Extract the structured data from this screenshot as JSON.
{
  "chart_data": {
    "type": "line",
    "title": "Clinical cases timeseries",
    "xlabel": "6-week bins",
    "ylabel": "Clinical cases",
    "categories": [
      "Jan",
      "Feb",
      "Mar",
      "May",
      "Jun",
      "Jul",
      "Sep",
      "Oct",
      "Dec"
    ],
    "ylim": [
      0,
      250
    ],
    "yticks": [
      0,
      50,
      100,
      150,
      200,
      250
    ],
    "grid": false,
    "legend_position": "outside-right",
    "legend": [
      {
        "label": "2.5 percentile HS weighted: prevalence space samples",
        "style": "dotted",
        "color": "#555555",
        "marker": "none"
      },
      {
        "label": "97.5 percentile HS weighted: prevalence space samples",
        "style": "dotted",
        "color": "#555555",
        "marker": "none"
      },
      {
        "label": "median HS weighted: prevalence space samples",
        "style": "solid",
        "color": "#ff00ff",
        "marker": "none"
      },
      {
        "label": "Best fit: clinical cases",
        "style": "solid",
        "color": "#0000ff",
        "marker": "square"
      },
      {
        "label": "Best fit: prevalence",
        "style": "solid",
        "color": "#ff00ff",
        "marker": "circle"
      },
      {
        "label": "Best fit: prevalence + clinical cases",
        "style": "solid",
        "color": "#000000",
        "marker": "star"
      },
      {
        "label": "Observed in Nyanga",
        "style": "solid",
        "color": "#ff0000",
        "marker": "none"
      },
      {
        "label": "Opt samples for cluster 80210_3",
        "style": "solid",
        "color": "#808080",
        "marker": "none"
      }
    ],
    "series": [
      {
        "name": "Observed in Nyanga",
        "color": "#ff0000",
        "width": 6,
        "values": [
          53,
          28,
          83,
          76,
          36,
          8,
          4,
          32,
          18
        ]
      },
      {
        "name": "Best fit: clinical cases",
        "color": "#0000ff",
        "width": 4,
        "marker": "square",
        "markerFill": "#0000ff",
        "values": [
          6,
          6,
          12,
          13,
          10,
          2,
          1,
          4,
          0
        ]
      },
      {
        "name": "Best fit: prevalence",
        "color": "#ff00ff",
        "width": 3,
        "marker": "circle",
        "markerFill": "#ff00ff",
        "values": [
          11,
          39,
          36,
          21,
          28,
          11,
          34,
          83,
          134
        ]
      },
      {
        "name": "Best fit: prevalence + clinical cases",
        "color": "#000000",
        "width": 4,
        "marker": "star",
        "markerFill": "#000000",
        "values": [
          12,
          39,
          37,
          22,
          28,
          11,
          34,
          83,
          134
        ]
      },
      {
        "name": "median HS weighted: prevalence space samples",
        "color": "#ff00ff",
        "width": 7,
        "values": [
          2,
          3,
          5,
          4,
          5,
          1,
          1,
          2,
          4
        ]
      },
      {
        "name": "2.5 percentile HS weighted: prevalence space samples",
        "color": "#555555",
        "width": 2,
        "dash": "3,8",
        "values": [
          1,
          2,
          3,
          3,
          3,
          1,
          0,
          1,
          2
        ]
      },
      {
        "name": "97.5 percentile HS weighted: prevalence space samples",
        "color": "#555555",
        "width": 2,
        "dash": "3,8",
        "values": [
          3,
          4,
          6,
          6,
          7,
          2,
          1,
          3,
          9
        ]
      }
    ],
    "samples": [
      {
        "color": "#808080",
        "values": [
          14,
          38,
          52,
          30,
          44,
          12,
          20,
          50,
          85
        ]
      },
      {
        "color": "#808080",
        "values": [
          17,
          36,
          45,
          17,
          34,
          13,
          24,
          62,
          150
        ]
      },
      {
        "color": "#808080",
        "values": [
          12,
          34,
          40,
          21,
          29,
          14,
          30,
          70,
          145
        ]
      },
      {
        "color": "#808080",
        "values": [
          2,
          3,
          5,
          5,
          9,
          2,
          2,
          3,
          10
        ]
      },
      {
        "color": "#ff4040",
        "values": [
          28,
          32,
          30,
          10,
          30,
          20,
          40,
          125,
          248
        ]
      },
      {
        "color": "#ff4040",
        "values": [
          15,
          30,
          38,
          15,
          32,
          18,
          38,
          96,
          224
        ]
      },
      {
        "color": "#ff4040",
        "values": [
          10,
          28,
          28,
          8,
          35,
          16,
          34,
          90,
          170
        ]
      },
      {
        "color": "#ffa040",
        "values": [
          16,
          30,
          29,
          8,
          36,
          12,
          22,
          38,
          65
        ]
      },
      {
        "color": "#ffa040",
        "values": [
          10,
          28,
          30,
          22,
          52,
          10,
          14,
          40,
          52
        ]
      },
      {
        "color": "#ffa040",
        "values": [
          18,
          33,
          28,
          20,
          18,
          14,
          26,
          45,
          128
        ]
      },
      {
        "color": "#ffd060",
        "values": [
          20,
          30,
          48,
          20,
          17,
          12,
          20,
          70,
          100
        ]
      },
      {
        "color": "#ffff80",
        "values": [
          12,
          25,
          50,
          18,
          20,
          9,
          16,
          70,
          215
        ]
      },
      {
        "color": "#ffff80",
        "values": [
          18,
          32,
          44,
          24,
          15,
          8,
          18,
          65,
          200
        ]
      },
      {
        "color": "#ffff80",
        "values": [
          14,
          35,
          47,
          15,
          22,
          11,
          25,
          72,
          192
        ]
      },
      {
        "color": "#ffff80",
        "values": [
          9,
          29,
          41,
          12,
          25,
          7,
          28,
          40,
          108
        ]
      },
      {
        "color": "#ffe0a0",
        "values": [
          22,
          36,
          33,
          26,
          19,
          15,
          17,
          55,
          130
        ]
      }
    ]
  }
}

== Written problem ==
Repeat the entries exactly, all of them.

== Right answer ==
Extract the structured data from this screenshot as JSON.
{
  "chart_data": {
    "type": "line",
    "title": "Clinical cases timeseries",
    "xlabel": "6-week bins",
    "ylabel": "Clinical cases",
    "categories": [
      "Jan",
      "Feb",
      "Mar",
      "May",
      "Jun",
      "Jul",
      "Sep",
      "Oct",
      "Dec"
    ],
    "ylim": [
      0,
      250
    ],
    "yticks": [
      0,
      50,
      100,
      150,
      200,
      250
    ],
    "grid": false,
    "legend_position": "outside-right",
    "legend": [
      {
        "label": "2.5 percentile HS weighted: prevalence space samples",
        "style": "dotted",
        "color": "#555555",
        "marker": "none"
      },
      {
        "label": "97.5 percentile HS weighted: prevalence space samples",
        "style": "dotted",
        "color": "#555555",
        "marker": "none"
      },
      {
        "label": "median HS weighted: prevalence space samples",
        "style": "solid",
        "color": "#ff00ff",
        "marker": "none"
      },
      {
        "label": "Best fit: clinical cases",
        "style": "solid",
        "color": "#0000ff",
        "marker": "square"
      },
      {
        "label": "Best fit: prevalence",
        "style": "solid",
        "color": "#ff00ff",
        "marker": "circle"
      },
      {
        "label": "Best fit: prevalence + clinical cases",
        "style": "solid",
        "color": "#000000",
        "marker": "star"
      },
      {
        "label": "Observed in Nyanga",
        "style": "solid",
        "color": "#ff0000",
        "marker": "none"
      },
      {
        "label": "Opt samples for cluster 80210_3",
        "style": "solid",
        "color": "#808080",
        "marker": "none"
      }
    ],
    "series": [
      {
        "name": "Observed in Nyanga",
        "color": "#ff0000",
        "width": 6,
        "values": [
          53,
          28,
          83,
          76,
          36,
          8,
          4,
          32,
          18
        ]
      },
      {
        "name": "Best fit: clinical cases",
        "color": "#0000ff",
        "width": 4,
        "marker": "square",
        "markerFill": "#0000ff",
        "values": [
          6,
          6,
          12,
          13,
          10,
          2,
          1,
          4,
          0
        ]
      },
      {
        "name": "Best fit: prevalence",
        "color": "#ff00ff",
        "width": 3,
        "marker": "circle",
        "markerFill": "#ff00ff",
        "values": [
          11,
          39,
          36,
          21,
          28,
          11,
          34,
          83,
          134
        ]
      },
      {
        "name": "Best fit: prevalence + clinical cases",
        "color": "#000000",
        "width": 4,
        "marker": "star",
        "markerFill": "#000000",
        "values": [
          12,
          39,
          37,
          22,
          28,
          11,
          34,
          83,
          134
        ]
      },
      {
        "name": "median HS weighted: prevalence space samples",
        "color": "#ff00ff",
        "width": 7,
        "values": [
          2,
          3,
          5,
          4,
          5,
          1,
          1,
          2,
          4
        ]
      },
      {
        "name": "2.5 percentile HS weighted: prevalence space samples",
        "color": "#555555",
        "width": 2,
        "dash": "3,8",
        "values": [
          1,
          2,
          3,
          3,
          3,
          1,
          0,
          1,
          2
        ]
      },
      {
        "name": "97.5 percentile HS weighted: prevalence space samples",
        "color": "#555555",
        "width": 2,
        "dash": "3,8",
        "values": [
          3,
          4,
          6,
          6,
          7,
          2,
          1,
          3,
          9
        ]
      }
    ],
    "samples": [
      {
        "color": "#808080",
        "values": [
          14,
          38,
          52,
          30,
          44,
          12,
          20,
          50,
          85
        ]
      },
      {
        "color": "#808080",
        "values": [
          17,
          36,
          45,
          17,
          34,
          13,
          24,
          62,
          150
        ]
      },
      {
        "color": "#808080",
        "values": [
          12,
          34,
          40,
          21,
          29,
          14,
          30,
          70,
          145
        ]
      },
      {
        "color": "#808080",
        "values": [
          2,
          3,
          5,
          5,
          9,
          2,
          2,
          3,
          10
        ]
      },
      {
        "color": "#ff4040",
        "values": [
          28,
          32,
          30,
          10,
          30,
          20,
          40,
          125,
          248
        ]
      },
      {
        "color": "#ff4040",
        "values": [
          15,
          30,
          38,
          15,
          32,
          18,
          38,
          96,
          224
        ]
      },
      {
        "color": "#ff4040",
        "values": [
          10,
          28,
          28,
          8,
          35,
          16,
          34,
          90,
          170
        ]
      },
      {
        "color": "#ffa040",
        "values": [
          16,
          30,
          29,
          8,
          36,
          12,
          22,
          38,
          65
        ]
      },
      {
        "color": "#ffa040",
        "values": [
          10,
          28,
          30,
          22,
          52,
          10,
          14,
          40,
          52
        ]
      },
      {
        "color": "#ffa040",
        "values": [
          18,
          33,
          28,
          20,
          18,
          14,
          26,
          45,
          128
        ]
      },
      {
        "color": "#ffd060",
        "values": [
          20,
          30,
          48,
          20,
          17,
          12,
          20,
          70,
          100
        ]
      },
      {
        "color": "#ffff80",
        "values": [
          12,
          25,
          50,
          18,
          20,
          9,
          16,
          70,
          215
        ]
      },
      {
        "color": "#ffff80",
        "values": [
          18,
          32,
          44,
          24,
          15,
          8,
          18,
          65,
          200
        ]
      },
      {
        "color": "#ffff80",
        "values": [
          14,
          35,
          47,
          15,
          22,
          11,
          25,
          72,
          192
        ]
      },
      {
        "color": "#ffff80",
        "values": [
          9,
          29,
          41,
          12,
          25,
          7,
          28,
          40,
          108
        ]
      },
      {
        "color": "#ffe0a0",
        "values": [
          22,
          36,
          33,
          26,
          19,
          15,
          17,
          55,
          130
        ]
      }
    ]
  }
}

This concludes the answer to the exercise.